▸ **STATED GOAL**: Are you able to retype all the records below exactly?

Recorded data
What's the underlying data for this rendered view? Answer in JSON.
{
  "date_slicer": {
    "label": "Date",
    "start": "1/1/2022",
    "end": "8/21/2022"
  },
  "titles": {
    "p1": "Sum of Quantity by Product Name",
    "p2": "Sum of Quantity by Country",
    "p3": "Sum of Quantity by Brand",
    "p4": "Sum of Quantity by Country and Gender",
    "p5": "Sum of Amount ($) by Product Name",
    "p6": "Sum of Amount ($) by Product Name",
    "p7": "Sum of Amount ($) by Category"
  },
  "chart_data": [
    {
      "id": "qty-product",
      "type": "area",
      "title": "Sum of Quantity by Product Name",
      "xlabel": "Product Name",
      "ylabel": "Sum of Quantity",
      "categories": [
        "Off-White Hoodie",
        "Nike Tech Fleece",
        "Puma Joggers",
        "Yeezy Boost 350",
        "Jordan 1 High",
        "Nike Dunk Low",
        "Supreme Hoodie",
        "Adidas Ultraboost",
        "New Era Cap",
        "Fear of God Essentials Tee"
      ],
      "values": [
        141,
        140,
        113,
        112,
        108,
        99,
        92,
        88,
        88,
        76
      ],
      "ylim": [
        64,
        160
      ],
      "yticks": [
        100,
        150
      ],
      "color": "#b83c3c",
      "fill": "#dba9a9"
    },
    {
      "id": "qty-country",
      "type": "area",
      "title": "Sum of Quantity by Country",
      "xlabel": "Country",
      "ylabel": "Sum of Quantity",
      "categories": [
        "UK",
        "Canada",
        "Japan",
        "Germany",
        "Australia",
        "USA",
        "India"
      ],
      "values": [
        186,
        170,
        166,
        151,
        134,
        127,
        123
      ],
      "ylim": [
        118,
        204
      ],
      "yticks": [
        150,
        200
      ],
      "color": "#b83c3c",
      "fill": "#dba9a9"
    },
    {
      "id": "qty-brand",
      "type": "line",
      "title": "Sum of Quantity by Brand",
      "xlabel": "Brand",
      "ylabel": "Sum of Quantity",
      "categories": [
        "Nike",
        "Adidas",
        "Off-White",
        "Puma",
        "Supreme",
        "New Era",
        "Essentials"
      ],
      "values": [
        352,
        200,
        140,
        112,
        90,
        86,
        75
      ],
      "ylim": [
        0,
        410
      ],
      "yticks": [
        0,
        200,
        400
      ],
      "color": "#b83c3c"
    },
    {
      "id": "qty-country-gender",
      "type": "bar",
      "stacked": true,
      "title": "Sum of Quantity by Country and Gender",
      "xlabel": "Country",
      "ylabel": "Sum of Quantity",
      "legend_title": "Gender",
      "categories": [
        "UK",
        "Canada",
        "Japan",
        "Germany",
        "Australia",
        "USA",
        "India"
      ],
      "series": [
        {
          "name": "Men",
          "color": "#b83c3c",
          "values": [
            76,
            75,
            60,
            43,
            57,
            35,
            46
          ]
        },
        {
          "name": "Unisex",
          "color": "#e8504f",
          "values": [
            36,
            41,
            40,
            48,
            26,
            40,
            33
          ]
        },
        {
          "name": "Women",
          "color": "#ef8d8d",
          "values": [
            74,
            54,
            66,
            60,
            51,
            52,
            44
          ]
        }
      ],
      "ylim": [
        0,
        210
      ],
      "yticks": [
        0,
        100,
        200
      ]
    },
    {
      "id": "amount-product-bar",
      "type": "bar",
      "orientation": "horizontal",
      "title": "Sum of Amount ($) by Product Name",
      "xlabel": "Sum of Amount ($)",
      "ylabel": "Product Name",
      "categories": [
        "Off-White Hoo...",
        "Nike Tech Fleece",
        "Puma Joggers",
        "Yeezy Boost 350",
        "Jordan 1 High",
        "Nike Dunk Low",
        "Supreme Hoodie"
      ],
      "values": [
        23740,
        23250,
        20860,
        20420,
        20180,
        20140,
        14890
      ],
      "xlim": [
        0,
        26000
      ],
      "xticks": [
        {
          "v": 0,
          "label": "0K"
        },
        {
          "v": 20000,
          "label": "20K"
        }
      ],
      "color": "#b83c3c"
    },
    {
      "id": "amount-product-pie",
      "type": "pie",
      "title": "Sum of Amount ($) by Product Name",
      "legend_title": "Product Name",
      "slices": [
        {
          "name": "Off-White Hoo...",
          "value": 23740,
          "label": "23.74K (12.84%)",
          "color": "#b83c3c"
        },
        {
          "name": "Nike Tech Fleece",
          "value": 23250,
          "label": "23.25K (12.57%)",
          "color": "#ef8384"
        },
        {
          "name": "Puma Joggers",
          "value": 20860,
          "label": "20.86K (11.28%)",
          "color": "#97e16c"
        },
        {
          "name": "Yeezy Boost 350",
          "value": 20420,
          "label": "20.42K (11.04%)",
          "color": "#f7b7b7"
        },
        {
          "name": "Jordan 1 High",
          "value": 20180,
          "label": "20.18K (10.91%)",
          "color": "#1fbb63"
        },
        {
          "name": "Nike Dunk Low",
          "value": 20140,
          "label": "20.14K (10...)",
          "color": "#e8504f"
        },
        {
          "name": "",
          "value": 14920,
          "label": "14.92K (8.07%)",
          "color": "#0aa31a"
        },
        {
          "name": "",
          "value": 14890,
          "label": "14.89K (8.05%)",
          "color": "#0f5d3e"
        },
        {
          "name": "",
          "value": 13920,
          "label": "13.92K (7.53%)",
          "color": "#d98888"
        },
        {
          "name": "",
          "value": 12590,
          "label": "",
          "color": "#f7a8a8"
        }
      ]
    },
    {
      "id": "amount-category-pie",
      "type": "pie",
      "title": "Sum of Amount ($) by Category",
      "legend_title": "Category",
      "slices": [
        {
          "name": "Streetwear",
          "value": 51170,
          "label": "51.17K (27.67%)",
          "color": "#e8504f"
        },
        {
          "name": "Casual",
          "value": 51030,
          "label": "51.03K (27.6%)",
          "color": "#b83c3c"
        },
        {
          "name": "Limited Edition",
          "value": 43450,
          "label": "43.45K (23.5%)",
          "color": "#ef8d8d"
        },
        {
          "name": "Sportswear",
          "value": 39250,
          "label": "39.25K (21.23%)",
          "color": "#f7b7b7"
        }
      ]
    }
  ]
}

▸ **EXERCISE RESULT**:
What's the underlying data for this rendered view? Answer in JSON.
{
  "date_slicer": {
    "label": "Date",
    "start": "1/1/2022",
    "end": "8/21/2022"
  },
  "titles": {
    "p1": "Sum of Quantity by Product Name",
    "p2": "Sum of Quantity by Country",
    "p3": "Sum of Quantity by Brand",
    "p4": "Sum of Quantity by Country and Gender",
    "p5": "Sum of Amount ($) by Product Name",
    "p6": "Sum of Amount ($) by Product Name",
    "p7": "Sum of Amount ($) by Category"
  },
  "chart_data": [
    {
      "id": "qty-product",
      "type": "area",
      "title": "Sum of Quantity by Product Name",
      "xlabel": "Product Name",
      "ylabel": "Sum of Quantity",
      "categories": [
        "Off-White Hoodie",
        "Nike Tech Fleece",
        "Puma Joggers",
        "Yeezy Boost 350",
        "Jordan 1 High",
        "Nike Dunk Low",
        "Supreme Hoodie",
        "Adidas Ultraboost",
        "New Era Cap",
        "Fear of God Essentials Tee"
      ],
      "values": [
        141,
        140,
        113,
        112,
        108,
        99,
        92,
        88,
        88,
        76
      ],
      "ylim": [
        64,
        160
      ],
      "yticks": [
        100,
        150
      ],
      "color": "#b83c3c",
      "fill": "#dba9a9"
    },
    {
      "id": "qty-country",
      "type": "area",
      "title": "Sum of Quantity by Country",
      "xlabel": "Country",
      "ylabel": "Sum of Quantity",
      "categories": [
        "UK",
        "Canada",
        "Japan",
        "Germany",
        "Australia",
        "USA",
        "India"
      ],
      "values": [
        186,
        170,
        166,
        151,
        134,
        127,
        123
      ],
      "ylim": [
        118,
        204
      ],
      "yticks": [
        150,
        200
      ],
      "color": "#b83c3c",
      "fill": "#dba9a9"
    },
    {
      "id": "qty-brand",
      "type": "line",
      "title": "Sum of Quantity by Brand",
      "xlabel": "Brand",
      "ylabel": "Sum of Quantity",
      "categories": [
        "Nike",
        "Adidas",
        "Off-White",
        "Puma",
        "Supreme",
        "New Era",
        "Essentials"
      ],
      "values": [
        352,
        200,
        140,
        112,
        90,
        86,
        75
      ],
      "ylim": [
        0,
        410
      ],
      "yticks": [
        0,
        200,
        400
      ],
      "color": "#b83c3c"
    },
    {
      "id": "qty-country-gender",
      "type": "bar",
      "stacked": true,
      "title": "Sum of Quantity by Country and Gender",
      "xlabel": "Country",
      "ylabel": "Sum of Quantity",
      "legend_title": "Gender",
      "categories": [
        "UK",
        "Canada",
        "Japan",
        "Germany",
        "Australia",
        "USA",
        "India"
      ],
      "series": [
        {
          "name": "Men",
          "color": "#b83c3c",
          "values": [
            76,
            75,
            60,
            43,
            57,
            35,
            46
          ]
        },
        {
          "name": "Unisex",
          "color": "#e8504f",
          "values": [
            36,
            41,
            40,
            48,
            26,
            40,
            33
          ]
        },
        {
          "name": "Women",
          "color": "#ef8d8d",
          "values": [
            74,
            54,
            66,
            60,
            51,
            52,
            44
          ]
        }
      ],
      "ylim": [
        0,
        210
      ],
      "yticks": [
        0,
        100,
        200
      ]
    },
    {
      "id": "amount-product-bar",
      "type": "bar",
      "orientation": "horizontal",
      "title": "Sum of Amount ($) by Product Name",
      "xlabel": "Sum of Amount ($)",
      "ylabel": "Product Name",
      "categories": [
        "Off-White Hoo...",
        "Nike Tech Fleece",
        "Puma Joggers",
        "Yeezy Boost 350",
        "Jordan 1 High",
        "Nike Dunk Low",
        "Supreme Hoodie"
      ],
      "values": [
        23740,
        23250,
        20860,
        20420,
        20180,
        20140,
        14890
      ],
      "xlim": [
        0,
        26000
      ],
      "xticks": [
        {
          "v": 0,
          "label": "0K"
        },
        {
          "v": 20000,
          "label": "20K"
        }
      ],
      "color": "#b83c3c"
    },
    {
      "id": "amount-product-pie",
      "type": "pie",
      "title": "Sum of Amount ($) by Product Name",
      "legend_title": "Product Name",
      "slices": [
        {
          "name": "Off-White Hoo...",
          "value": 23740,
          "label": "23.74K (12.84%)",
          "color": "#b83c3c"
        },
        {
          "name": "Nike Tech Fleece",
          "value": 23250,
          "label": "23.25K (12.57%)",
          "color": "#ef8384"
        },
        {
          "name": "Puma Joggers",
          "value": 20860,
          "label": "20.86K (11.28%)",
          "color": "#97e16c"
        },
        {
          "name": "Yeezy Boost 350",
          "value": 20420,
          "label": "20.42K (11.04%)",
          "color": "#f7b7b7"
        },
        {
          "name": "Jordan 1 High",
          "value": 20180,
          "label": "20.18K (10.91%)",
          "color": "#1fbb63"
        },
        {
          "name": "Nike Dunk Low",
          "value": 20140,
          "label": "20.14K (10...)",
          "color": "#e8504f"
        },
        {
          "name": "",
          "value": 14920,
          "label": "14.92K (8.07%)",
          "color": "#0aa31a"
        },
        {
          "name": "",
          "value": 14890,
          "label": "14.89K (8.05%)",
          "color": "#0f5d3e"
        },
        {
          "name": "",
          "value": 13920,
          "label": "13.92K (7.53%)",
          "color": "#d98888"
        },
        {
          "name": "",
          "value": 12590,
          "label": "",
          "color": "#f7a8a8"
        }
      ]
    },
    {
      "id": "amount-category-pie",
      "type": "pie",
      "title": "Sum of Amount ($) by Category",
      "legend_title": "Category",
      "slices": [
        {
          "name": "Streetwear",
          "value": 51170,
          "label": "51.17K (27.67%)",
          "color": "#e8504f"
        },
        {
          "name": "Casual",
          "value": 51030,
          "label": "51.03K (27.6%)",
          "color": "#b83c3c"
        },
        {
          "name": "Limited Edition",
          "value": 43450,
          "label": "43.45K (23.5%)",
          "color": "#ef8d8d"
        },
        {
          "name": "Sportswear",
          "value": 39250,
          "label": "39.25K (21.23%)",
          "color": "#f7b7b7"
        }
      ]
    }
  ]
}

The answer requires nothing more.